» **Stated problem**
Repeat the records below exactly, leaving out every picture.

» **Input material**
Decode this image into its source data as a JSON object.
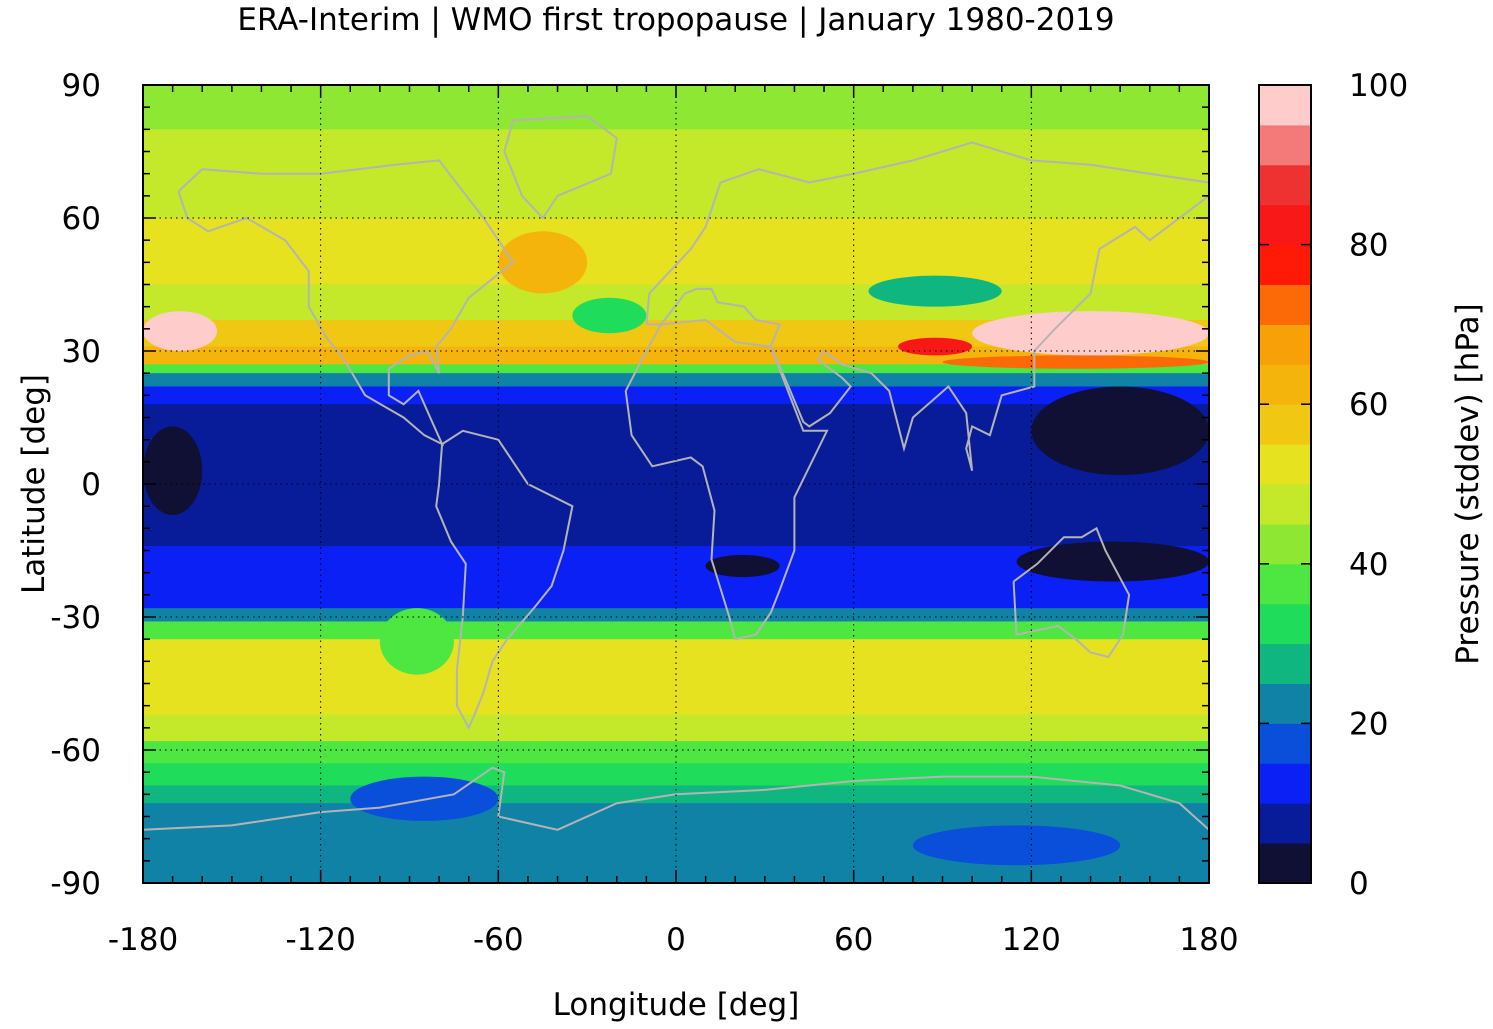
{
  "chart_data": {
    "type": "heatmap",
    "title": "ERA-Interim | WMO first tropopause | January 1980-2019",
    "xlabel": "Longitude [deg]",
    "ylabel": "Latitude [deg]",
    "colorbar_label": "Pressure (stddev) [hPa]",
    "xlim": [
      -180,
      180
    ],
    "ylim": [
      -90,
      90
    ],
    "x_ticks": [
      -180,
      -120,
      -60,
      0,
      60,
      120,
      180
    ],
    "y_ticks": [
      90,
      60,
      30,
      0,
      -30,
      -60,
      -90
    ],
    "x_tick_labels": [
      "-180",
      "-120",
      "-60",
      "0",
      "60",
      "120",
      "180"
    ],
    "y_tick_labels": [
      "90",
      "60",
      "30",
      "0",
      "-30",
      "-60",
      "-90"
    ],
    "colorbar_range": [
      0,
      100
    ],
    "colorbar_ticks": [
      100,
      80,
      60,
      40,
      20,
      0
    ],
    "colorbar_tick_labels": [
      "100",
      "80",
      "60",
      "40",
      "20",
      "0"
    ],
    "grid": true,
    "coastlines_color": "#b4b4b4",
    "colorscale": [
      {
        "from": 0,
        "to": 5,
        "color": "#0f1033"
      },
      {
        "from": 5,
        "to": 10,
        "color": "#081c9a"
      },
      {
        "from": 10,
        "to": 15,
        "color": "#0a20f4"
      },
      {
        "from": 15,
        "to": 20,
        "color": "#0a4fd9"
      },
      {
        "from": 20,
        "to": 25,
        "color": "#0f82a6"
      },
      {
        "from": 25,
        "to": 30,
        "color": "#10b67f"
      },
      {
        "from": 30,
        "to": 35,
        "color": "#1fdc5a"
      },
      {
        "from": 35,
        "to": 40,
        "color": "#4ee640"
      },
      {
        "from": 40,
        "to": 45,
        "color": "#8ee833"
      },
      {
        "from": 45,
        "to": 50,
        "color": "#c4e82a"
      },
      {
        "from": 50,
        "to": 55,
        "color": "#e6e220"
      },
      {
        "from": 55,
        "to": 60,
        "color": "#f0c712"
      },
      {
        "from": 60,
        "to": 65,
        "color": "#f4b40c"
      },
      {
        "from": 65,
        "to": 70,
        "color": "#f8a008"
      },
      {
        "from": 70,
        "to": 75,
        "color": "#fc6a08"
      },
      {
        "from": 75,
        "to": 80,
        "color": "#ff1a08"
      },
      {
        "from": 80,
        "to": 85,
        "color": "#f81818"
      },
      {
        "from": 85,
        "to": 90,
        "color": "#ee3232"
      },
      {
        "from": 90,
        "to": 95,
        "color": "#f47a7a"
      },
      {
        "from": 95,
        "to": 100,
        "color": "#ffcccc"
      }
    ],
    "zonal_bands": [
      {
        "lat": [
          80,
          90
        ],
        "value": 42
      },
      {
        "lat": [
          60,
          80
        ],
        "value": 47
      },
      {
        "lat": [
          45,
          60
        ],
        "value": 50
      },
      {
        "lat": [
          37,
          45
        ],
        "value": 46
      },
      {
        "lat": [
          31,
          37
        ],
        "value": 55
      },
      {
        "lat": [
          27,
          31
        ],
        "value": 63
      },
      {
        "lat": [
          25,
          27
        ],
        "value": 38
      },
      {
        "lat": [
          22,
          25
        ],
        "value": 23
      },
      {
        "lat": [
          18,
          22
        ],
        "value": 12
      },
      {
        "lat": [
          -14,
          18
        ],
        "value": 7
      },
      {
        "lat": [
          -22,
          -14
        ],
        "value": 12
      },
      {
        "lat": [
          -28,
          -22
        ],
        "value": 11
      },
      {
        "lat": [
          -31,
          -28
        ],
        "value": 20
      },
      {
        "lat": [
          -35,
          -31
        ],
        "value": 37
      },
      {
        "lat": [
          -52,
          -35
        ],
        "value": 51
      },
      {
        "lat": [
          -58,
          -52
        ],
        "value": 45
      },
      {
        "lat": [
          -63,
          -58
        ],
        "value": 38
      },
      {
        "lat": [
          -68,
          -63
        ],
        "value": 33
      },
      {
        "lat": [
          -72,
          -68
        ],
        "value": 28
      },
      {
        "lat": [
          -90,
          -72
        ],
        "value": 22
      }
    ],
    "features": [
      {
        "lon": [
          -180,
          -155
        ],
        "lat": [
          30,
          39
        ],
        "value": 97
      },
      {
        "lon": [
          75,
          100
        ],
        "lat": [
          29,
          33
        ],
        "value": 82
      },
      {
        "lon": [
          100,
          180
        ],
        "lat": [
          29,
          39
        ],
        "value": 97
      },
      {
        "lon": [
          90,
          180
        ],
        "lat": [
          26,
          29
        ],
        "value": 72
      },
      {
        "lon": [
          -60,
          -30
        ],
        "lat": [
          43,
          57
        ],
        "value": 62
      },
      {
        "lon": [
          -35,
          -10
        ],
        "lat": [
          34,
          42
        ],
        "value": 34
      },
      {
        "lon": [
          65,
          110
        ],
        "lat": [
          40,
          47
        ],
        "value": 26
      },
      {
        "lon": [
          120,
          180
        ],
        "lat": [
          2,
          22
        ],
        "value": 3
      },
      {
        "lon": [
          -180,
          -160
        ],
        "lat": [
          -7,
          13
        ],
        "value": 3
      },
      {
        "lon": [
          10,
          35
        ],
        "lat": [
          -21,
          -16
        ],
        "value": 3
      },
      {
        "lon": [
          115,
          180
        ],
        "lat": [
          -22,
          -13
        ],
        "value": 3
      },
      {
        "lon": [
          -100,
          -75
        ],
        "lat": [
          -43,
          -28
        ],
        "value": 37
      },
      {
        "lon": [
          -55,
          180
        ],
        "lat": [
          -52,
          -40
        ],
        "value": 52
      },
      {
        "lon": [
          -110,
          -60
        ],
        "lat": [
          -76,
          -66
        ],
        "value": 18
      },
      {
        "lon": [
          80,
          150
        ],
        "lat": [
          -86,
          -77
        ],
        "value": 16
      }
    ]
  }
}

» **Solution to this problem**
Decode this image into its source data as a JSON object.
{
  "chart_data": {
    "type": "heatmap",
    "title": "ERA-Interim | WMO first tropopause | January 1980-2019",
    "xlabel": "Longitude [deg]",
    "ylabel": "Latitude [deg]",
    "colorbar_label": "Pressure (stddev) [hPa]",
    "xlim": [
      -180,
      180
    ],
    "ylim": [
      -90,
      90
    ],
    "x_ticks": [
      -180,
      -120,
      -60,
      0,
      60,
      120,
      180
    ],
    "y_ticks": [
      90,
      60,
      30,
      0,
      -30,
      -60,
      -90
    ],
    "x_tick_labels": [
      "-180",
      "-120",
      "-60",
      "0",
      "60",
      "120",
      "180"
    ],
    "y_tick_labels": [
      "90",
      "60",
      "30",
      "0",
      "-30",
      "-60",
      "-90"
    ],
    "colorbar_range": [
      0,
      100
    ],
    "colorbar_ticks": [
      100,
      80,
      60,
      40,
      20,
      0
    ],
    "colorbar_tick_labels": [
      "100",
      "80",
      "60",
      "40",
      "20",
      "0"
    ],
    "grid": true,
    "coastlines_color": "#b4b4b4",
    "colorscale": [
      {
        "from": 0,
        "to": 5,
        "color": "#0f1033"
      },
      {
        "from": 5,
        "to": 10,
        "color": "#081c9a"
      },
      {
        "from": 10,
        "to": 15,
        "color": "#0a20f4"
      },
      {
        "from": 15,
        "to": 20,
        "color": "#0a4fd9"
      },
      {
        "from": 20,
        "to": 25,
        "color": "#0f82a6"
      },
      {
        "from": 25,
        "to": 30,
        "color": "#10b67f"
      },
      {
        "from": 30,
        "to": 35,
        "color": "#1fdc5a"
      },
      {
        "from": 35,
        "to": 40,
        "color": "#4ee640"
      },
      {
        "from": 40,
        "to": 45,
        "color": "#8ee833"
      },
      {
        "from": 45,
        "to": 50,
        "color": "#c4e82a"
      },
      {
        "from": 50,
        "to": 55,
        "color": "#e6e220"
      },
      {
        "from": 55,
        "to": 60,
        "color": "#f0c712"
      },
      {
        "from": 60,
        "to": 65,
        "color": "#f4b40c"
      },
      {
        "from": 65,
        "to": 70,
        "color": "#f8a008"
      },
      {
        "from": 70,
        "to": 75,
        "color": "#fc6a08"
      },
      {
        "from": 75,
        "to": 80,
        "color": "#ff1a08"
      },
      {
        "from": 80,
        "to": 85,
        "color": "#f81818"
      },
      {
        "from": 85,
        "to": 90,
        "color": "#ee3232"
      },
      {
        "from": 90,
        "to": 95,
        "color": "#f47a7a"
      },
      {
        "from": 95,
        "to": 100,
        "color": "#ffcccc"
      }
    ],
    "zonal_bands": [
      {
        "lat": [
          80,
          90
        ],
        "value": 42
      },
      {
        "lat": [
          60,
          80
        ],
        "value": 47
      },
      {
        "lat": [
          45,
          60
        ],
        "value": 50
      },
      {
        "lat": [
          37,
          45
        ],
        "value": 46
      },
      {
        "lat": [
          31,
          37
        ],
        "value": 55
      },
      {
        "lat": [
          27,
          31
        ],
        "value": 63
      },
      {
        "lat": [
          25,
          27
        ],
        "value": 38
      },
      {
        "lat": [
          22,
          25
        ],
        "value": 23
      },
      {
        "lat": [
          18,
          22
        ],
        "value": 12
      },
      {
        "lat": [
          -14,
          18
        ],
        "value": 7
      },
      {
        "lat": [
          -22,
          -14
        ],
        "value": 12
      },
      {
        "lat": [
          -28,
          -22
        ],
        "value": 11
      },
      {
        "lat": [
          -31,
          -28
        ],
        "value": 20
      },
      {
        "lat": [
          -35,
          -31
        ],
        "value": 37
      },
      {
        "lat": [
          -52,
          -35
        ],
        "value": 51
      },
      {
        "lat": [
          -58,
          -52
        ],
        "value": 45
      },
      {
        "lat": [
          -63,
          -58
        ],
        "value": 38
      },
      {
        "lat": [
          -68,
          -63
        ],
        "value": 33
      },
      {
        "lat": [
          -72,
          -68
        ],
        "value": 28
      },
      {
        "lat": [
          -90,
          -72
        ],
        "value": 22
      }
    ],
    "features": [
      {
        "lon": [
          -180,
          -155
        ],
        "lat": [
          30,
          39
        ],
        "value": 97
      },
      {
        "lon": [
          75,
          100
        ],
        "lat": [
          29,
          33
        ],
        "value": 82
      },
      {
        "lon": [
          100,
          180
        ],
        "lat": [
          29,
          39
        ],
        "value": 97
      },
      {
        "lon": [
          90,
          180
        ],
        "lat": [
          26,
          29
        ],
        "value": 72
      },
      {
        "lon": [
          -60,
          -30
        ],
        "lat": [
          43,
          57
        ],
        "value": 62
      },
      {
        "lon": [
          -35,
          -10
        ],
        "lat": [
          34,
          42
        ],
        "value": 34
      },
      {
        "lon": [
          65,
          110
        ],
        "lat": [
          40,
          47
        ],
        "value": 26
      },
      {
        "lon": [
          120,
          180
        ],
        "lat": [
          2,
          22
        ],
        "value": 3
      },
      {
        "lon": [
          -180,
          -160
        ],
        "lat": [
          -7,
          13
        ],
        "value": 3
      },
      {
        "lon": [
          10,
          35
        ],
        "lat": [
          -21,
          -16
        ],
        "value": 3
      },
      {
        "lon": [
          115,
          180
        ],
        "lat": [
          -22,
          -13
        ],
        "value": 3
      },
      {
        "lon": [
          -100,
          -75
        ],
        "lat": [
          -43,
          -28
        ],
        "value": 37
      },
      {
        "lon": [
          -55,
          180
        ],
        "lat": [
          -52,
          -40
        ],
        "value": 52
      },
      {
        "lon": [
          -110,
          -60
        ],
        "lat": [
          -76,
          -66
        ],
        "value": 18
      },
      {
        "lon": [
          80,
          150
        ],
        "lat": [
          -86,
          -77
        ],
        "value": 16
      }
    ]
  }
}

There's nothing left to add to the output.